◆ Short problem
The entries that follow should be written out exactly.

◆ Available records
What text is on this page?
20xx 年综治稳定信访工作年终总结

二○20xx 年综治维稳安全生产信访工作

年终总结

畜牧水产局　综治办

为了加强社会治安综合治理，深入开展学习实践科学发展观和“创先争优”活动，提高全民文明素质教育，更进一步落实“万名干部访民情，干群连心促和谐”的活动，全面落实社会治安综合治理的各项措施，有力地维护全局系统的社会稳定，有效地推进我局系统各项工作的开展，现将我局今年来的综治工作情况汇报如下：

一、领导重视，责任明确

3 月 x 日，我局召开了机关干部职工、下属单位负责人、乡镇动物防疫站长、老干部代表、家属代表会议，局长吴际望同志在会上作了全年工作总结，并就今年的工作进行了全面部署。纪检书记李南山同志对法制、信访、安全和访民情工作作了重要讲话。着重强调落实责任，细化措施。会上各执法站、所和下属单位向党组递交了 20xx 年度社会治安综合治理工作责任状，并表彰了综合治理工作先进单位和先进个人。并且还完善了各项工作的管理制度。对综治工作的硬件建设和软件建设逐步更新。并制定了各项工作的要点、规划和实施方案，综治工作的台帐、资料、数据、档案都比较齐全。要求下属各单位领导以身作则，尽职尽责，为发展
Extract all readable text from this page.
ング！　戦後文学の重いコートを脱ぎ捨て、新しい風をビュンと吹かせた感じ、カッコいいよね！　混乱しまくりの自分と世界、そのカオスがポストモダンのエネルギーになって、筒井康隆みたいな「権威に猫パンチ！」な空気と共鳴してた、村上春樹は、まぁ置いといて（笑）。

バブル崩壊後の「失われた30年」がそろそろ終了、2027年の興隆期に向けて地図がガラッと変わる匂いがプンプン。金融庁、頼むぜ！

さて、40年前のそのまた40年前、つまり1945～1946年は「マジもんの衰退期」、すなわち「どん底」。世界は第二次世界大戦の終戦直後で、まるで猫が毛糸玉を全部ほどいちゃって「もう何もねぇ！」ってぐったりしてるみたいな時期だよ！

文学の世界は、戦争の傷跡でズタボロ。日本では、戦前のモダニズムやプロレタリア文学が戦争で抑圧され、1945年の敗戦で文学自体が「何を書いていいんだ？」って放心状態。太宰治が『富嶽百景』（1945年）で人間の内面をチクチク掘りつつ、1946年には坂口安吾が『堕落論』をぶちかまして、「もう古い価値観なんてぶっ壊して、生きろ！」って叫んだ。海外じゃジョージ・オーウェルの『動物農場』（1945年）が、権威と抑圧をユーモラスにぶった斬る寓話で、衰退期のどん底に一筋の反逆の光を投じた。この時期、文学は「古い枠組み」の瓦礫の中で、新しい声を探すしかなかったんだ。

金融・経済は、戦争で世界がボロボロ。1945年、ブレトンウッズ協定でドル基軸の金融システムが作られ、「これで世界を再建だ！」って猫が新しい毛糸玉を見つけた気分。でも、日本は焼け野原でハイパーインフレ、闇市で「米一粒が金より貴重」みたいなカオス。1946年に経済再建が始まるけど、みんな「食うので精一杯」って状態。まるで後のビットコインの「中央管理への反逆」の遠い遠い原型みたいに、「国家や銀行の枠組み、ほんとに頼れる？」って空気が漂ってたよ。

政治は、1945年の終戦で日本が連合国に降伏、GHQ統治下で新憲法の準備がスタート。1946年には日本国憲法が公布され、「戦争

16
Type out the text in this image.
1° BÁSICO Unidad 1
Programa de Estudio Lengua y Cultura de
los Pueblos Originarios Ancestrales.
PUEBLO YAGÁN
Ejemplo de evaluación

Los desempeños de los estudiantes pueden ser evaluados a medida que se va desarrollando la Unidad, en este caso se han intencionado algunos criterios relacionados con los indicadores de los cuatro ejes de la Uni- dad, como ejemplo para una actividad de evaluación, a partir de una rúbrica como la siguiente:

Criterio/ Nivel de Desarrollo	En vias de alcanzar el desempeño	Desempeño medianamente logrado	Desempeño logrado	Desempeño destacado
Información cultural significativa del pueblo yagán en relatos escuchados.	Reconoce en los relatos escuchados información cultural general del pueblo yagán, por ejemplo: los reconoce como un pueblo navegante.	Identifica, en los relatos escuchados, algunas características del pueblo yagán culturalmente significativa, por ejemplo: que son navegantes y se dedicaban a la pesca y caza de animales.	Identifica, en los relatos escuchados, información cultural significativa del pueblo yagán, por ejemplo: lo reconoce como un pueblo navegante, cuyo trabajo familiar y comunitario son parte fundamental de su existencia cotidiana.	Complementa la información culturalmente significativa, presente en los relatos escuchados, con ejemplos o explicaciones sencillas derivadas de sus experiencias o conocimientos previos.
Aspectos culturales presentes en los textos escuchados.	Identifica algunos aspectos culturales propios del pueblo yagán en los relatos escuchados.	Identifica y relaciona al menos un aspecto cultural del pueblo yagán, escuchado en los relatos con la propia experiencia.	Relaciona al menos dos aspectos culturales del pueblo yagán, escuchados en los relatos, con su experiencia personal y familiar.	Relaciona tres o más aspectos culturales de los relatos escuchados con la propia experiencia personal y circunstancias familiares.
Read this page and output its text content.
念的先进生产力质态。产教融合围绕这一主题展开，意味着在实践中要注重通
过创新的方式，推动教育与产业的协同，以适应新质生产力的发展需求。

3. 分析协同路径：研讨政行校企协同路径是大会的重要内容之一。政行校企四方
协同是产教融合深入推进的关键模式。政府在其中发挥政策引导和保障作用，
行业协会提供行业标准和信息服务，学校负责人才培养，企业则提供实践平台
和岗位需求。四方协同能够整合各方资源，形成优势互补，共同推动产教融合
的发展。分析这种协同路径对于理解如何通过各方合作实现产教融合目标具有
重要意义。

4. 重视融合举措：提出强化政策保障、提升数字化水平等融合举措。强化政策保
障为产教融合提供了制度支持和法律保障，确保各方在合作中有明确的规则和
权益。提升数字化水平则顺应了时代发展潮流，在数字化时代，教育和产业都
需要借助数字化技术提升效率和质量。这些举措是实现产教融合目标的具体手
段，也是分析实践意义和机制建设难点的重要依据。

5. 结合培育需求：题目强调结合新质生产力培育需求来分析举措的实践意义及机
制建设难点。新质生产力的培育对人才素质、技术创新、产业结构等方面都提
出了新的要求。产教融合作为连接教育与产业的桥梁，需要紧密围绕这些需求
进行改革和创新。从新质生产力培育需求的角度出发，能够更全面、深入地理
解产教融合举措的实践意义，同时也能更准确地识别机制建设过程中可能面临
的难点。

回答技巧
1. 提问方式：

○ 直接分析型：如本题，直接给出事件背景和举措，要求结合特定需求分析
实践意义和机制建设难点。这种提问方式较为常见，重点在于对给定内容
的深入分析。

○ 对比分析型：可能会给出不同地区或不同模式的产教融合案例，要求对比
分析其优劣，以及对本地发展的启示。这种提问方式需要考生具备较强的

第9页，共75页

◆ Problem solution
What text is on this page?
20xx 年综治稳定信访工作年终总结

二○20xx 年综治维稳安全生产信访工作

年终总结

畜牧水产局　综治办

为了加强社会治安综合治理，深入开展学习实践科学发展观和“创先争优”活动，提高全民文明素质教育，更进一步落实“万名干部访民情，干群连心促和谐”的活动，全面落实社会治安综合治理的各项措施，有力地维护全局系统的社会稳定，有效地推进我局系统各项工作的开展，现将我局今年来的综治工作情况汇报如下：

一、领导重视，责任明确

3 月 x 日，我局召开了机关干部职工、下属单位负责人、乡镇动物防疫站长、老干部代表、家属代表会议，局长吴际望同志在会上作了全年工作总结，并就今年的工作进行了全面部署。纪检书记李南山同志对法制、信访、安全和访民情工作作了重要讲话。着重强调落实责任，细化措施。会上各执法站、所和下属单位向党组递交了 20xx 年度社会治安综合治理工作责任状，并表彰了综合治理工作先进单位和先进个人。并且还完善了各项工作的管理制度。对综治工作的硬件建设和软件建设逐步更新。并制定了各项工作的要点、规划和实施方案，综治工作的台帐、资料、数据、档案都比较齐全。要求下属各单位领导以身作则，尽职尽责，为发展
Extract all readable text from this page.
ング！　戦後文学の重いコートを脱ぎ捨て、新しい風をビュンと吹かせた感じ、カッコいいよね！　混乱しまくりの自分と世界、そのカオスがポストモダンのエネルギーになって、筒井康隆みたいな「権威に猫パンチ！」な空気と共鳴してた、村上春樹は、まぁ置いといて（笑）。

バブル崩壊後の「失われた30年」がそろそろ終了、2027年の興隆期に向けて地図がガラッと変わる匂いがプンプン。金融庁、頼むぜ！

さて、40年前のそのまた40年前、つまり1945～1946年は「マジもんの衰退期」、すなわち「どん底」。世界は第二次世界大戦の終戦直後で、まるで猫が毛糸玉を全部ほどいちゃって「もう何もねぇ！」ってぐったりしてるみたいな時期だよ！

文学の世界は、戦争の傷跡でズタボロ。日本では、戦前のモダニズムやプロレタリア文学が戦争で抑圧され、1945年の敗戦で文学自体が「何を書いていいんだ？」って放心状態。太宰治が『富嶽百景』（1945年）で人間の内面をチクチク掘りつつ、1946年には坂口安吾が『堕落論』をぶちかまして、「もう古い価値観なんてぶっ壊して、生きろ！」って叫んだ。海外じゃジョージ・オーウェルの『動物農場』（1945年）が、権威と抑圧をユーモラスにぶった斬る寓話で、衰退期のどん底に一筋の反逆の光を投じた。この時期、文学は「古い枠組み」の瓦礫の中で、新しい声を探すしかなかったんだ。

金融・経済は、戦争で世界がボロボロ。1945年、ブレトンウッズ協定でドル基軸の金融システムが作られ、「これで世界を再建だ！」って猫が新しい毛糸玉を見つけた気分。でも、日本は焼け野原でハイパーインフレ、闇市で「米一粒が金より貴重」みたいなカオス。1946年に経済再建が始まるけど、みんな「食うので精一杯」って状態。まるで後のビットコインの「中央管理への反逆」の遠い遠い原型みたいに、「国家や銀行の枠組み、ほんとに頼れる？」って空気が漂ってたよ。

政治は、1945年の終戦で日本が連合国に降伏、GHQ統治下で新憲法の準備がスタート。1946年には日本国憲法が公布され、「戦争

16
Type out the text in this image.
1° BÁSICO Unidad 1
Programa de Estudio Lengua y Cultura de
los Pueblos Originarios Ancestrales.
PUEBLO YAGÁN
Ejemplo de evaluación

Los desempeños de los estudiantes pueden ser evaluados a medida que se va desarrollando la Unidad, en este caso se han intencionado algunos criterios relacionados con los indicadores de los cuatro ejes de la Uni- dad, como ejemplo para una actividad de evaluación, a partir de una rúbrica como la siguiente:

Criterio/ Nivel de Desarrollo	En vias de alcanzar el desempeño	Desempeño medianamente logrado	Desempeño logrado	Desempeño destacado
Información cultural significativa del pueblo yagán en relatos escuchados.	Reconoce en los relatos escuchados información cultural general del pueblo yagán, por ejemplo: los reconoce como un pueblo navegante.	Identifica, en los relatos escuchados, algunas características del pueblo yagán culturalmente significativa, por ejemplo: que son navegantes y se dedicaban a la pesca y caza de animales.	Identifica, en los relatos escuchados, información cultural significativa del pueblo yagán, por ejemplo: lo reconoce como un pueblo navegante, cuyo trabajo familiar y comunitario son parte fundamental de su existencia cotidiana.	Complementa la información culturalmente significativa, presente en los relatos escuchados, con ejemplos o explicaciones sencillas derivadas de sus experiencias o conocimientos previos.
Aspectos culturales presentes en los textos escuchados.	Identifica algunos aspectos culturales propios del pueblo yagán en los relatos escuchados.	Identifica y relaciona al menos un aspecto cultural del pueblo yagán, escuchado en los relatos con la propia experiencia.	Relaciona al menos dos aspectos culturales del pueblo yagán, escuchados en los relatos, con su experiencia personal y familiar.	Relaciona tres o más aspectos culturales de los relatos escuchados con la propia experiencia personal y circunstancias familiares.
Read this page and output its text content.
念的先进生产力质态。产教融合围绕这一主题展开，意味着在实践中要注重通
过创新的方式，推动教育与产业的协同，以适应新质生产力的发展需求。

3. 分析协同路径：研讨政行校企协同路径是大会的重要内容之一。政行校企四方
协同是产教融合深入推进的关键模式。政府在其中发挥政策引导和保障作用，
行业协会提供行业标准和信息服务，学校负责人才培养，企业则提供实践平台
和岗位需求。四方协同能够整合各方资源，形成优势互补，共同推动产教融合
的发展。分析这种协同路径对于理解如何通过各方合作实现产教融合目标具有
重要意义。

4. 重视融合举措：提出强化政策保障、提升数字化水平等融合举措。强化政策保
障为产教融合提供了制度支持和法律保障，确保各方在合作中有明确的规则和
权益。提升数字化水平则顺应了时代发展潮流，在数字化时代，教育和产业都
需要借助数字化技术提升效率和质量。这些举措是实现产教融合目标的具体手
段，也是分析实践意义和机制建设难点的重要依据。

5. 结合培育需求：题目强调结合新质生产力培育需求来分析举措的实践意义及机
制建设难点。新质生产力的培育对人才素质、技术创新、产业结构等方面都提
出了新的要求。产教融合作为连接教育与产业的桥梁，需要紧密围绕这些需求
进行改革和创新。从新质生产力培育需求的角度出发，能够更全面、深入地理
解产教融合举措的实践意义，同时也能更准确地识别机制建设过程中可能面临
的难点。

回答技巧
1. 提问方式：

○ 直接分析型：如本题，直接给出事件背景和举措，要求结合特定需求分析
实践意义和机制建设难点。这种提问方式较为常见，重点在于对给定内容
的深入分析。

○ 对比分析型：可能会给出不同地区或不同模式的产教融合案例，要求对比
分析其优劣，以及对本地发展的启示。这种提问方式需要考生具备较强的

第9页，共75页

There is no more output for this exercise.